Data excerpts:
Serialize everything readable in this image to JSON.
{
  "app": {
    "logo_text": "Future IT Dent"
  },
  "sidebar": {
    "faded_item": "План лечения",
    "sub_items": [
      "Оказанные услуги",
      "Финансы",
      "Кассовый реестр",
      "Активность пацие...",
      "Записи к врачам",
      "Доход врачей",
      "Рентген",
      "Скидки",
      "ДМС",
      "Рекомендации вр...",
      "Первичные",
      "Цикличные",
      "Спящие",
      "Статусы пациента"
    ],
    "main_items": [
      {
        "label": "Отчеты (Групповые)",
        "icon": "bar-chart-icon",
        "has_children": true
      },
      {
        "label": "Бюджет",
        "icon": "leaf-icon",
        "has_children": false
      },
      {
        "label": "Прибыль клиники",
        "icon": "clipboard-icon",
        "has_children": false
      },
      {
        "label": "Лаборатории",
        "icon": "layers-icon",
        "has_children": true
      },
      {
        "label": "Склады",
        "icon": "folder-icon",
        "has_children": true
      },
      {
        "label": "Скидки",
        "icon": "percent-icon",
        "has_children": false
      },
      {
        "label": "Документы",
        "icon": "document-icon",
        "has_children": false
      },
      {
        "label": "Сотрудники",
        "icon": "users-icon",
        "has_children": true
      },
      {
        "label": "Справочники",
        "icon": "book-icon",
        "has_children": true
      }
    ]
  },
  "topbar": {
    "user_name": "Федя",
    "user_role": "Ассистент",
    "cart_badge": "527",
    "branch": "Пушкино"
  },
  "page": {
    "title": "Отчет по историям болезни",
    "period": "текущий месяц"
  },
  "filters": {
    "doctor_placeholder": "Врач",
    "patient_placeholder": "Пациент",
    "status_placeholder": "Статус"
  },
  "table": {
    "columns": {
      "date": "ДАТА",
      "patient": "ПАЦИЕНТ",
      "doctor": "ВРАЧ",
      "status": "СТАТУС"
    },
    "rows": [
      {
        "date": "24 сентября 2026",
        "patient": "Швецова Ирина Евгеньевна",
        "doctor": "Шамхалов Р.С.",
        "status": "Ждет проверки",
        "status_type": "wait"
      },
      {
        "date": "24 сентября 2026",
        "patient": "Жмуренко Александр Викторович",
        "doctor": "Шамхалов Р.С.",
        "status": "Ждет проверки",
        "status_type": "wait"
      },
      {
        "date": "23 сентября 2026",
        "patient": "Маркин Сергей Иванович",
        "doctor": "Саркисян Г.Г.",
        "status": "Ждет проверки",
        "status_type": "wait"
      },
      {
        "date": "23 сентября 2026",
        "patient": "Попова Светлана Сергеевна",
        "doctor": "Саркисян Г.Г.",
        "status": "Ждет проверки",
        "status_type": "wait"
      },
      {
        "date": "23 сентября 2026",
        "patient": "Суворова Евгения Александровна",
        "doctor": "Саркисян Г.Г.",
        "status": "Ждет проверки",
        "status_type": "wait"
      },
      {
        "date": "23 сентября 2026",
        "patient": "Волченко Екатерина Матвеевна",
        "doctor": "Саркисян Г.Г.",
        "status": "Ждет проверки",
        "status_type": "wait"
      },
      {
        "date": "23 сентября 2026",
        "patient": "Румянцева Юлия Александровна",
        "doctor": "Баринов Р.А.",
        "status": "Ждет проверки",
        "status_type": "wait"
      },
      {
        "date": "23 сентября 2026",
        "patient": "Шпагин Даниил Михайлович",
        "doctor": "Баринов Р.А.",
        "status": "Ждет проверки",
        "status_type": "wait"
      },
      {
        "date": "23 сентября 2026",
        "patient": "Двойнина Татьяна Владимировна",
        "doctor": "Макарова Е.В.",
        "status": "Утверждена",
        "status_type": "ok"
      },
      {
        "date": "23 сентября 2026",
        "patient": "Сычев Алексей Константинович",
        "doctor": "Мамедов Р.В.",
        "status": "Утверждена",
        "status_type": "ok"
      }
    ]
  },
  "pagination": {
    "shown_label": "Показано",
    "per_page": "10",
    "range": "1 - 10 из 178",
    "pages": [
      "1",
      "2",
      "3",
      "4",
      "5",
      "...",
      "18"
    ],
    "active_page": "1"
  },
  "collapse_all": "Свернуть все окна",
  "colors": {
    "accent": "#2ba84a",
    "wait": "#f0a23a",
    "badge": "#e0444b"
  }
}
...
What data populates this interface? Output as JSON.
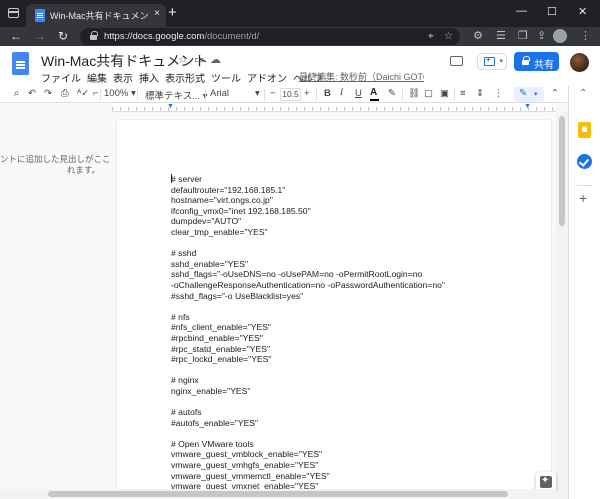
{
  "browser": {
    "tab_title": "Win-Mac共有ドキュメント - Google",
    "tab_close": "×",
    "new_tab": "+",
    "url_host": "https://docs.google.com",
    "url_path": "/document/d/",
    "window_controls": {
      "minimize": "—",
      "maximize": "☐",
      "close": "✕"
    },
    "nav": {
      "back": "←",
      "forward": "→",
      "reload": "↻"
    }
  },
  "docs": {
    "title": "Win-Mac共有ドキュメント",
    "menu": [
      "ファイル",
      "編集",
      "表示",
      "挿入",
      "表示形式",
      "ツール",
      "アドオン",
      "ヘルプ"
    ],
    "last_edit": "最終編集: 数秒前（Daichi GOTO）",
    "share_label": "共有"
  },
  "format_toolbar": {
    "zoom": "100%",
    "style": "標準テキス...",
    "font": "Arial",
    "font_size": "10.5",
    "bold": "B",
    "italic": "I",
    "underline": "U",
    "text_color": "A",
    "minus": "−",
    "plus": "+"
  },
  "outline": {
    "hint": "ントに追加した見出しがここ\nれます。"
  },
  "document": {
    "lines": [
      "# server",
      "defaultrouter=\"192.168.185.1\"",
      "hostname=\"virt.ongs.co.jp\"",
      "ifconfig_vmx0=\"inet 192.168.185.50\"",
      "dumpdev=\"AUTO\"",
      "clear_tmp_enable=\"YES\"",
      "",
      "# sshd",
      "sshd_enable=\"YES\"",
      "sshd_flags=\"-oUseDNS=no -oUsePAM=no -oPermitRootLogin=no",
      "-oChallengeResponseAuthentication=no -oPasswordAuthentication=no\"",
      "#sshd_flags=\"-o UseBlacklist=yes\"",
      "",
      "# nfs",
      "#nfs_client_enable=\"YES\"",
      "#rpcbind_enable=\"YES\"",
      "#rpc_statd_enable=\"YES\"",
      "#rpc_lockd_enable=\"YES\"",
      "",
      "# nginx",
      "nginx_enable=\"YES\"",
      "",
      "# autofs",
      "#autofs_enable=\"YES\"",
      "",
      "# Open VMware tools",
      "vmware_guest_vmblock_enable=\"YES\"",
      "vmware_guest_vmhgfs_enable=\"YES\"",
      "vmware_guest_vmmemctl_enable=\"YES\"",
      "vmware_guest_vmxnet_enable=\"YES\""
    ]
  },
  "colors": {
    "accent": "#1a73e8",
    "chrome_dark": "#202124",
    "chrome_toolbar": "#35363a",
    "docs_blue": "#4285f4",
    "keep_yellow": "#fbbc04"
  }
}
...
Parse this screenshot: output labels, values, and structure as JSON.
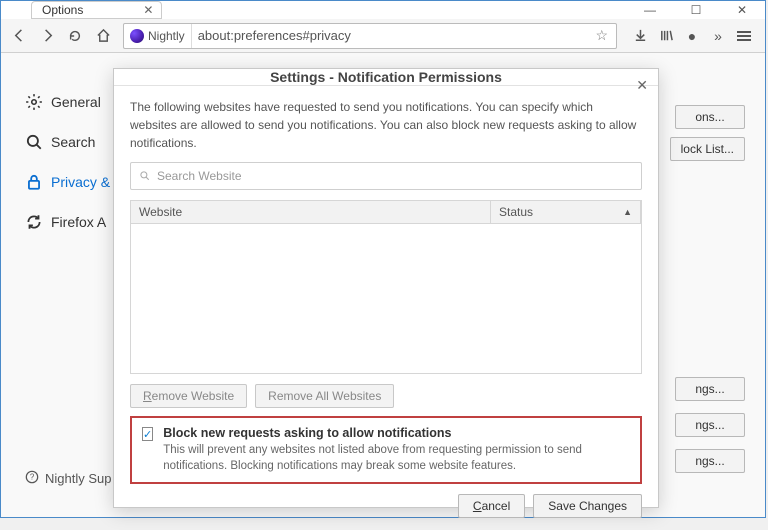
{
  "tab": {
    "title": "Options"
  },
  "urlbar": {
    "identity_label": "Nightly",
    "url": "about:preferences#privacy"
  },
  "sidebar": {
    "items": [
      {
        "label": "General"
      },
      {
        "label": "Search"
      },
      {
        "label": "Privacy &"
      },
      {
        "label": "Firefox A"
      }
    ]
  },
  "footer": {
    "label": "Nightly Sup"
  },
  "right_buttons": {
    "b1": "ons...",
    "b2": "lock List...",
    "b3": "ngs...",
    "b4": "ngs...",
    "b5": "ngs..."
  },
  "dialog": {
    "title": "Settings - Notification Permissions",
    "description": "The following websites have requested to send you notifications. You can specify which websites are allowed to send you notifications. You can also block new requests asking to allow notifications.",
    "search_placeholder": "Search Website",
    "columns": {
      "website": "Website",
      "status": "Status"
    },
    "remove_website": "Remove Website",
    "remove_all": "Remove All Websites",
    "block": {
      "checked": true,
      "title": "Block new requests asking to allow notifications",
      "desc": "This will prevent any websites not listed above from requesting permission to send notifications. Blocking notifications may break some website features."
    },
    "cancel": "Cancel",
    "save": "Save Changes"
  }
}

TASK DIRECTIONS> Select all lines in the listing above where the word "document" appears, and show them.

ANSWER TO THIS EXERCISE>
        "icon": "document-icon",
    "url_path": "/document/d/",
  "document": {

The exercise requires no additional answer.